§ **REQUIRED WORK**: Your answer should be one number: the count of lines in these entries that hold the word "Podawać".
BEGIN INPUT ROWS
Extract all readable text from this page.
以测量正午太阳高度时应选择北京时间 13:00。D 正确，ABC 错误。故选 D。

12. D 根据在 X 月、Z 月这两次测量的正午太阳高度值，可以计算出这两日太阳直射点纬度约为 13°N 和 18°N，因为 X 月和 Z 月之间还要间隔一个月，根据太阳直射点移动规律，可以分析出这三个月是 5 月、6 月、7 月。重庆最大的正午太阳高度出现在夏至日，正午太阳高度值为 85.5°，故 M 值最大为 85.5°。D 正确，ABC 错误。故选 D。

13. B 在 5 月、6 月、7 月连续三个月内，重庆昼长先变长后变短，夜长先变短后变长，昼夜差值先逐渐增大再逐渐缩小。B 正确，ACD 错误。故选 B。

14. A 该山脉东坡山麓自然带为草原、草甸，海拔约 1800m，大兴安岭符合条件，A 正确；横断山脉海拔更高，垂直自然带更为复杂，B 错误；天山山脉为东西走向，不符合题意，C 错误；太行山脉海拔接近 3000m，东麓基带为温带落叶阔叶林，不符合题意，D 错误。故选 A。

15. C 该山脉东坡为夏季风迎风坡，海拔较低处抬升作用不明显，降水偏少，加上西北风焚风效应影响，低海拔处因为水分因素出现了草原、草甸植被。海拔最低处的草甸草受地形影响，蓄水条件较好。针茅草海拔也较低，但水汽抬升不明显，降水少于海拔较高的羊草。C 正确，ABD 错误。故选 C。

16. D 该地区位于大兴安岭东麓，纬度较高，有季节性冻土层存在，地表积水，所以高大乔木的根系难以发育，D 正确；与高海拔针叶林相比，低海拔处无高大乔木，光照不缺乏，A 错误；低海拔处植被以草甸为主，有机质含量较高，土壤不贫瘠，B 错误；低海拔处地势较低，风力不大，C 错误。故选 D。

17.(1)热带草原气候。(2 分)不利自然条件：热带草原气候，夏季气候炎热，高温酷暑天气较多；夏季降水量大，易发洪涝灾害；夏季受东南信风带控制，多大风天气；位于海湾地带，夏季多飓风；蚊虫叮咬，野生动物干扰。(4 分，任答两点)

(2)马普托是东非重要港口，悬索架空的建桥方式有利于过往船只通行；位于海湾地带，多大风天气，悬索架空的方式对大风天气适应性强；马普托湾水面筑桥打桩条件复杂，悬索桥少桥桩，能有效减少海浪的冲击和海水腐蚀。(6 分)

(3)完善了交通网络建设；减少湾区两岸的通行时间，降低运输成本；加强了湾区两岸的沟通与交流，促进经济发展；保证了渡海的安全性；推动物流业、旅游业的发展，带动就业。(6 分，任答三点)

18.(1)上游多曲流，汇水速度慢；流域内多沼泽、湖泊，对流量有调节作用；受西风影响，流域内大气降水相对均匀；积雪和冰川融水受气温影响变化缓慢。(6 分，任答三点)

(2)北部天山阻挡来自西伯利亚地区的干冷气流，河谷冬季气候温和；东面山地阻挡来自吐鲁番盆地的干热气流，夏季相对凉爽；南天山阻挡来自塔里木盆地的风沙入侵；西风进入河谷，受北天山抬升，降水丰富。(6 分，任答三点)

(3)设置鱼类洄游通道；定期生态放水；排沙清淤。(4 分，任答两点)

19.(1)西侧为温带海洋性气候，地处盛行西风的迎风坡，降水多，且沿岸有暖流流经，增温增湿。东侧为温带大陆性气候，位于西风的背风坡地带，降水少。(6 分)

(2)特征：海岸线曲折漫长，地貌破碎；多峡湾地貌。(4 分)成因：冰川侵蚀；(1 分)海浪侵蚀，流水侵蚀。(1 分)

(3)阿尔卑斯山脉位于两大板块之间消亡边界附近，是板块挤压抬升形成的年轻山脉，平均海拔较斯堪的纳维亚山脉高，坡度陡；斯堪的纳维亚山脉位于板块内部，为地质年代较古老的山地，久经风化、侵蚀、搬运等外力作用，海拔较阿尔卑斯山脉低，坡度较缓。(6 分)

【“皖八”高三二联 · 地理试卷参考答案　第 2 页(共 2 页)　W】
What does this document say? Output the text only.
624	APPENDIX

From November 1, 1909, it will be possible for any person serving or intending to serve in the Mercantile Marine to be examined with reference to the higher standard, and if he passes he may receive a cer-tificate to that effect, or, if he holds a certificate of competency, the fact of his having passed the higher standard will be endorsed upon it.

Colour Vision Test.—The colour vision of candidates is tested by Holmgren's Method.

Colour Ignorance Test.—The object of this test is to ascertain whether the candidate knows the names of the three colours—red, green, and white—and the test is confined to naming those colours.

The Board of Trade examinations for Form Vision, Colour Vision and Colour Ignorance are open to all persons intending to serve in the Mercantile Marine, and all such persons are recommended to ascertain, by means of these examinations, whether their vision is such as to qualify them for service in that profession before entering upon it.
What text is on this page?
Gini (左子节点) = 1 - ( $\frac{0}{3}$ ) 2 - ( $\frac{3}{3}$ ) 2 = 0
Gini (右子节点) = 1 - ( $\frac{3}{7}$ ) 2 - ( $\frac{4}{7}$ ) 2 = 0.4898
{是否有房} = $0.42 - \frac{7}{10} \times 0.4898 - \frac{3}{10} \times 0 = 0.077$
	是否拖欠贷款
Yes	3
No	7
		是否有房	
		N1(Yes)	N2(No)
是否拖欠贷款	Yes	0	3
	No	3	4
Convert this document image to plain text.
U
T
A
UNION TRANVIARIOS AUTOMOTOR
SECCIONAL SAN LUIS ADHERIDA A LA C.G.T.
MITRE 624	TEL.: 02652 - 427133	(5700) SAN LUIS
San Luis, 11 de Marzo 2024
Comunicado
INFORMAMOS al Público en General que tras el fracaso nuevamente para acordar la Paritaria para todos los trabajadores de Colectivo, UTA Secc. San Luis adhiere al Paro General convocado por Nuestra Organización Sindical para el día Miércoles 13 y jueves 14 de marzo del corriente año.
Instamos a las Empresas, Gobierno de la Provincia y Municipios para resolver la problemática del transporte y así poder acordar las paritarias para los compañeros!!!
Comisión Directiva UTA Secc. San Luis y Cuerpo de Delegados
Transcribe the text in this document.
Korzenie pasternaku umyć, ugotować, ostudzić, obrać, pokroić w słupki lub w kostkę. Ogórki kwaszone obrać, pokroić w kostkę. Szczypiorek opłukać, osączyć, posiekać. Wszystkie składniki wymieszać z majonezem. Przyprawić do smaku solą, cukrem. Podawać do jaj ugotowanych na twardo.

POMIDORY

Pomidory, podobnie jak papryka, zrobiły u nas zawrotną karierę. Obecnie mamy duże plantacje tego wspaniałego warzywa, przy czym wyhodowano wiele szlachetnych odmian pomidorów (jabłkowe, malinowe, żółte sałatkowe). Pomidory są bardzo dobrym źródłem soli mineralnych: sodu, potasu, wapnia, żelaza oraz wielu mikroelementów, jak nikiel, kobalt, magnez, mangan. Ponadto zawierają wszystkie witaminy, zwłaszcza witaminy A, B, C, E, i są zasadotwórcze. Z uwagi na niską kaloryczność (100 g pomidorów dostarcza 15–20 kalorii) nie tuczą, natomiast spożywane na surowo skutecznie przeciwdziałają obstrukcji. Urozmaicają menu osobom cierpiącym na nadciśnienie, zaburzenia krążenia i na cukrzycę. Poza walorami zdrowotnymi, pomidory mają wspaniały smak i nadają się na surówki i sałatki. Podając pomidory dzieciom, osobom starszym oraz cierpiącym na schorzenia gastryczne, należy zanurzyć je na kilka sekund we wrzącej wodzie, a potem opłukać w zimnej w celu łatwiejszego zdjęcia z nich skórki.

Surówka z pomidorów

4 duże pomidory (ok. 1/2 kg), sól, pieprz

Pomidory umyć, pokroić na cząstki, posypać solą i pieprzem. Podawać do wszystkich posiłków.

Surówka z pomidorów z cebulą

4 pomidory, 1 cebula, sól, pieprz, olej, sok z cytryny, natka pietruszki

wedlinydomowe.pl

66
END INPUT ROWS
§ **SOLUTION FOR THIS TASK**: 2